» What the exercise asks
Each line below should be reproduced without any alteration.

--

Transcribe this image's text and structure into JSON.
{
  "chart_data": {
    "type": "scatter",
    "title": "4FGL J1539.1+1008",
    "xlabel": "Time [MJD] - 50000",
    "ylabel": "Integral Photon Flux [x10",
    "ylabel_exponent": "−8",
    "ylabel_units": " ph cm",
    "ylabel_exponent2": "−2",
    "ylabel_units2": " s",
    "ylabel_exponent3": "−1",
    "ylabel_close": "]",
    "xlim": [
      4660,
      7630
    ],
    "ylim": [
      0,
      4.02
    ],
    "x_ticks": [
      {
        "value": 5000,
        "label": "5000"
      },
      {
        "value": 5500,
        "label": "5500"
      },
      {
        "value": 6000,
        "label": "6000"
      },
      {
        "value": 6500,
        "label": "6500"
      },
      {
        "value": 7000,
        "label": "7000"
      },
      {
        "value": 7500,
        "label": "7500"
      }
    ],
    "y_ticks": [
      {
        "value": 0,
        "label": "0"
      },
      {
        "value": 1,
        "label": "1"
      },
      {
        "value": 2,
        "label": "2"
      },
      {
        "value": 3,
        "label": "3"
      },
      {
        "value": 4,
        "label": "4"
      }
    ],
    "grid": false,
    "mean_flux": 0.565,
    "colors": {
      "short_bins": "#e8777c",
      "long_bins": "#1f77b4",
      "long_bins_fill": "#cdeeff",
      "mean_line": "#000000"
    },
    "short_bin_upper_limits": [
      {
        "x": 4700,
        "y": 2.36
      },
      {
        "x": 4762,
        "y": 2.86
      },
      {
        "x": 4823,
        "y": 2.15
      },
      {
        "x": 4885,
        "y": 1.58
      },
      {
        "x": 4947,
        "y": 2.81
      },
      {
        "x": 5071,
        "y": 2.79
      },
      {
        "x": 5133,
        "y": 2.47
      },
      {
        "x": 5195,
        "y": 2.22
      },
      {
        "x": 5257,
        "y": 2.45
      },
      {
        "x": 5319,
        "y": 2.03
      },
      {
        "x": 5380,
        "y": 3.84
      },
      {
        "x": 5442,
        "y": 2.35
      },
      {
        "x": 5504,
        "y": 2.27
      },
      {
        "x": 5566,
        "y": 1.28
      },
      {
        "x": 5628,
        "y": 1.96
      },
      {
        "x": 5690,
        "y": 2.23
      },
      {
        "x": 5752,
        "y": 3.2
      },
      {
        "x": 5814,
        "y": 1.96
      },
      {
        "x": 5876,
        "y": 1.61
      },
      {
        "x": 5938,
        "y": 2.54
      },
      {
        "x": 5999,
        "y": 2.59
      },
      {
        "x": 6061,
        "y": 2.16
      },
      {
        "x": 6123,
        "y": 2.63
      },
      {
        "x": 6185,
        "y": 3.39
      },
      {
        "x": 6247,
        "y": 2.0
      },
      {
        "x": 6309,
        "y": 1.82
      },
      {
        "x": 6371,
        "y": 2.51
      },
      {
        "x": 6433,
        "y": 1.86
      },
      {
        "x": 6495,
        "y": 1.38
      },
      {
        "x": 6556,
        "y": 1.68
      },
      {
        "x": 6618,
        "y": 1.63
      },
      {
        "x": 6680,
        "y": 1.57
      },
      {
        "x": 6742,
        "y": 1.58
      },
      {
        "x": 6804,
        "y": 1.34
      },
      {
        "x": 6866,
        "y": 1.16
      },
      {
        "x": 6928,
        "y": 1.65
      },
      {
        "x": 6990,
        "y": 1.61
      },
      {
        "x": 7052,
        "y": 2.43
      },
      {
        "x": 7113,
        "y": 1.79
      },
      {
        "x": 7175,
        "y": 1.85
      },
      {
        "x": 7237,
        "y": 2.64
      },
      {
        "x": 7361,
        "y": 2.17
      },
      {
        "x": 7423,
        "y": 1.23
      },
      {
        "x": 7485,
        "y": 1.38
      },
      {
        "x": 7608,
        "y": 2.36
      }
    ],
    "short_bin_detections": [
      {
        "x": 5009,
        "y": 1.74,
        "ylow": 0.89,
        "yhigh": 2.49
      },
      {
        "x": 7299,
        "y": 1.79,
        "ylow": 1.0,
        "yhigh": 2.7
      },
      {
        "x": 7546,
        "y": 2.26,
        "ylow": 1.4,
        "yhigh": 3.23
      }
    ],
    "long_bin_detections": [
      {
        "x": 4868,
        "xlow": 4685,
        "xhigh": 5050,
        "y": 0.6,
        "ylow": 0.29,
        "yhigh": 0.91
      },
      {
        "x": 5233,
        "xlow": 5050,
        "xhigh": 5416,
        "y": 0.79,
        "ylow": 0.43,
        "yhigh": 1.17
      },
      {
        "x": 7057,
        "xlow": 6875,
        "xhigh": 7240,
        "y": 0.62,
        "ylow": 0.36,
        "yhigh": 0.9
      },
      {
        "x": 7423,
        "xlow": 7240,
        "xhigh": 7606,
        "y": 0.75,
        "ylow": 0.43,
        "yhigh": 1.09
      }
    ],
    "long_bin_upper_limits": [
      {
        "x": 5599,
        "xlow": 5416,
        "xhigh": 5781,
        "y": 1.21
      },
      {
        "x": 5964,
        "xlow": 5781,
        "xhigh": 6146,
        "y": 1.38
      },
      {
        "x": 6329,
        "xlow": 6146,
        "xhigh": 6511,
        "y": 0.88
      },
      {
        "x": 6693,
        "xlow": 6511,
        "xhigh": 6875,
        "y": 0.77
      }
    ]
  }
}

--

» The output
Transcribe this image's text and structure into JSON.
{
  "chart_data": {
    "type": "scatter",
    "title": "4FGL J1539.1+1008",
    "xlabel": "Time [MJD] - 50000",
    "ylabel": "Integral Photon Flux [x10",
    "ylabel_exponent": "−8",
    "ylabel_units": " ph cm",
    "ylabel_exponent2": "−2",
    "ylabel_units2": " s",
    "ylabel_exponent3": "−1",
    "ylabel_close": "]",
    "xlim": [
      4660,
      7630
    ],
    "ylim": [
      0,
      4.02
    ],
    "x_ticks": [
      {
        "value": 5000,
        "label": "5000"
      },
      {
        "value": 5500,
        "label": "5500"
      },
      {
        "value": 6000,
        "label": "6000"
      },
      {
        "value": 6500,
        "label": "6500"
      },
      {
        "value": 7000,
        "label": "7000"
      },
      {
        "value": 7500,
        "label": "7500"
      }
    ],
    "y_ticks": [
      {
        "value": 0,
        "label": "0"
      },
      {
        "value": 1,
        "label": "1"
      },
      {
        "value": 2,
        "label": "2"
      },
      {
        "value": 3,
        "label": "3"
      },
      {
        "value": 4,
        "label": "4"
      }
    ],
    "grid": false,
    "mean_flux": 0.565,
    "colors": {
      "short_bins": "#e8777c",
      "long_bins": "#1f77b4",
      "long_bins_fill": "#cdeeff",
      "mean_line": "#000000"
    },
    "short_bin_upper_limits": [
      {
        "x": 4700,
        "y": 2.36
      },
      {
        "x": 4762,
        "y": 2.86
      },
      {
        "x": 4823,
        "y": 2.15
      },
      {
        "x": 4885,
        "y": 1.58
      },
      {
        "x": 4947,
        "y": 2.81
      },
      {
        "x": 5071,
        "y": 2.79
      },
      {
        "x": 5133,
        "y": 2.47
      },
      {
        "x": 5195,
        "y": 2.22
      },
      {
        "x": 5257,
        "y": 2.45
      },
      {
        "x": 5319,
        "y": 2.03
      },
      {
        "x": 5380,
        "y": 3.84
      },
      {
        "x": 5442,
        "y": 2.35
      },
      {
        "x": 5504,
        "y": 2.27
      },
      {
        "x": 5566,
        "y": 1.28
      },
      {
        "x": 5628,
        "y": 1.96
      },
      {
        "x": 5690,
        "y": 2.23
      },
      {
        "x": 5752,
        "y": 3.2
      },
      {
        "x": 5814,
        "y": 1.96
      },
      {
        "x": 5876,
        "y": 1.61
      },
      {
        "x": 5938,
        "y": 2.54
      },
      {
        "x": 5999,
        "y": 2.59
      },
      {
        "x": 6061,
        "y": 2.16
      },
      {
        "x": 6123,
        "y": 2.63
      },
      {
        "x": 6185,
        "y": 3.39
      },
      {
        "x": 6247,
        "y": 2.0
      },
      {
        "x": 6309,
        "y": 1.82
      },
      {
        "x": 6371,
        "y": 2.51
      },
      {
        "x": 6433,
        "y": 1.86
      },
      {
        "x": 6495,
        "y": 1.38
      },
      {
        "x": 6556,
        "y": 1.68
      },
      {
        "x": 6618,
        "y": 1.63
      },
      {
        "x": 6680,
        "y": 1.57
      },
      {
        "x": 6742,
        "y": 1.58
      },
      {
        "x": 6804,
        "y": 1.34
      },
      {
        "x": 6866,
        "y": 1.16
      },
      {
        "x": 6928,
        "y": 1.65
      },
      {
        "x": 6990,
        "y": 1.61
      },
      {
        "x": 7052,
        "y": 2.43
      },
      {
        "x": 7113,
        "y": 1.79
      },
      {
        "x": 7175,
        "y": 1.85
      },
      {
        "x": 7237,
        "y": 2.64
      },
      {
        "x": 7361,
        "y": 2.17
      },
      {
        "x": 7423,
        "y": 1.23
      },
      {
        "x": 7485,
        "y": 1.38
      },
      {
        "x": 7608,
        "y": 2.36
      }
    ],
    "short_bin_detections": [
      {
        "x": 5009,
        "y": 1.74,
        "ylow": 0.89,
        "yhigh": 2.49
      },
      {
        "x": 7299,
        "y": 1.79,
        "ylow": 1.0,
        "yhigh": 2.7
      },
      {
        "x": 7546,
        "y": 2.26,
        "ylow": 1.4,
        "yhigh": 3.23
      }
    ],
    "long_bin_detections": [
      {
        "x": 4868,
        "xlow": 4685,
        "xhigh": 5050,
        "y": 0.6,
        "ylow": 0.29,
        "yhigh": 0.91
      },
      {
        "x": 5233,
        "xlow": 5050,
        "xhigh": 5416,
        "y": 0.79,
        "ylow": 0.43,
        "yhigh": 1.17
      },
      {
        "x": 7057,
        "xlow": 6875,
        "xhigh": 7240,
        "y": 0.62,
        "ylow": 0.36,
        "yhigh": 0.9
      },
      {
        "x": 7423,
        "xlow": 7240,
        "xhigh": 7606,
        "y": 0.75,
        "ylow": 0.43,
        "yhigh": 1.09
      }
    ],
    "long_bin_upper_limits": [
      {
        "x": 5599,
        "xlow": 5416,
        "xhigh": 5781,
        "y": 1.21
      },
      {
        "x": 5964,
        "xlow": 5781,
        "xhigh": 6146,
        "y": 1.38
      },
      {
        "x": 6329,
        "xlow": 6146,
        "xhigh": 6511,
        "y": 0.88
      },
      {
        "x": 6693,
        "xlow": 6511,
        "xhigh": 6875,
        "y": 0.77
      }
    ]
  }
}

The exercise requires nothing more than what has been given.